==== Dataset content

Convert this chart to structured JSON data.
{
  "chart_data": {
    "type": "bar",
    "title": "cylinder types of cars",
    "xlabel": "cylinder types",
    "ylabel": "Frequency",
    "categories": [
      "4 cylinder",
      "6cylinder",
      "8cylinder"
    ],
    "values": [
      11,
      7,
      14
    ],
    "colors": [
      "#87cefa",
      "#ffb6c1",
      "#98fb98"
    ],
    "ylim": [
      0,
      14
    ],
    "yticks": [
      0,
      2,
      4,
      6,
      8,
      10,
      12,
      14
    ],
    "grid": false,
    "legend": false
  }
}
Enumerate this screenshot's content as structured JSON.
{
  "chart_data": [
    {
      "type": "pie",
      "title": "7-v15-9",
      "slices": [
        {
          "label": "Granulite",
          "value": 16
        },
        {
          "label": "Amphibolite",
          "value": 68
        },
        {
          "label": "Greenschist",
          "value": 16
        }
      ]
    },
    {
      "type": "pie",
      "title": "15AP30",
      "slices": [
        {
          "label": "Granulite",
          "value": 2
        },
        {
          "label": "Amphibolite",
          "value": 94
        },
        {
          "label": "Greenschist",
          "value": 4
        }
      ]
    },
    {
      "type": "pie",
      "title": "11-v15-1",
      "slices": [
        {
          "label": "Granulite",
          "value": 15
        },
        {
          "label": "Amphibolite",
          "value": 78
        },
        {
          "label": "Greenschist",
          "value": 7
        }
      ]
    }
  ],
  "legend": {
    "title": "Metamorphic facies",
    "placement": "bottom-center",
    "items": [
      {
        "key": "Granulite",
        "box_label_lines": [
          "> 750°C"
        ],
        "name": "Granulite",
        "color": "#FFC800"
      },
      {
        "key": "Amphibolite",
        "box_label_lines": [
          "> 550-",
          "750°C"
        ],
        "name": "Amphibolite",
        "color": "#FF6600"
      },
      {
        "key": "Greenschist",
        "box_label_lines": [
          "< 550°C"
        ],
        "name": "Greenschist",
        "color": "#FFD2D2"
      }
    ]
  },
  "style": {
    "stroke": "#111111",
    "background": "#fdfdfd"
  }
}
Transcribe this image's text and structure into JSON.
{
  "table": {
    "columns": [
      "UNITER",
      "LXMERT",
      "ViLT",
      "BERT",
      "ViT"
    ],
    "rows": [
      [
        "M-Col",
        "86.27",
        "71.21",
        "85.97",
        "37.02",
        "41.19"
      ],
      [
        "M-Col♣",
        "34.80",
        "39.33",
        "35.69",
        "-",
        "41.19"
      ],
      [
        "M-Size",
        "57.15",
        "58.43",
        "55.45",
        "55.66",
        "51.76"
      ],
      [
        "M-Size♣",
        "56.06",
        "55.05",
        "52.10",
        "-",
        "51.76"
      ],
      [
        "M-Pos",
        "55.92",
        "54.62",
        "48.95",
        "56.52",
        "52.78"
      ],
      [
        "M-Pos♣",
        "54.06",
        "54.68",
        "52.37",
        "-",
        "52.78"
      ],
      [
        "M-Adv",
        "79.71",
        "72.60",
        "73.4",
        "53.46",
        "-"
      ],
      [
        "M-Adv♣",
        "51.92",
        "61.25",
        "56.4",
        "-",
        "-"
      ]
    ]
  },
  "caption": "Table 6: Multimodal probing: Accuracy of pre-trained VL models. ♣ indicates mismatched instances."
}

========

● Task brief
Copy every line above that holds the word "types".

● Answer to the task
    "title": "cylinder types of cars",
    "xlabel": "cylinder types",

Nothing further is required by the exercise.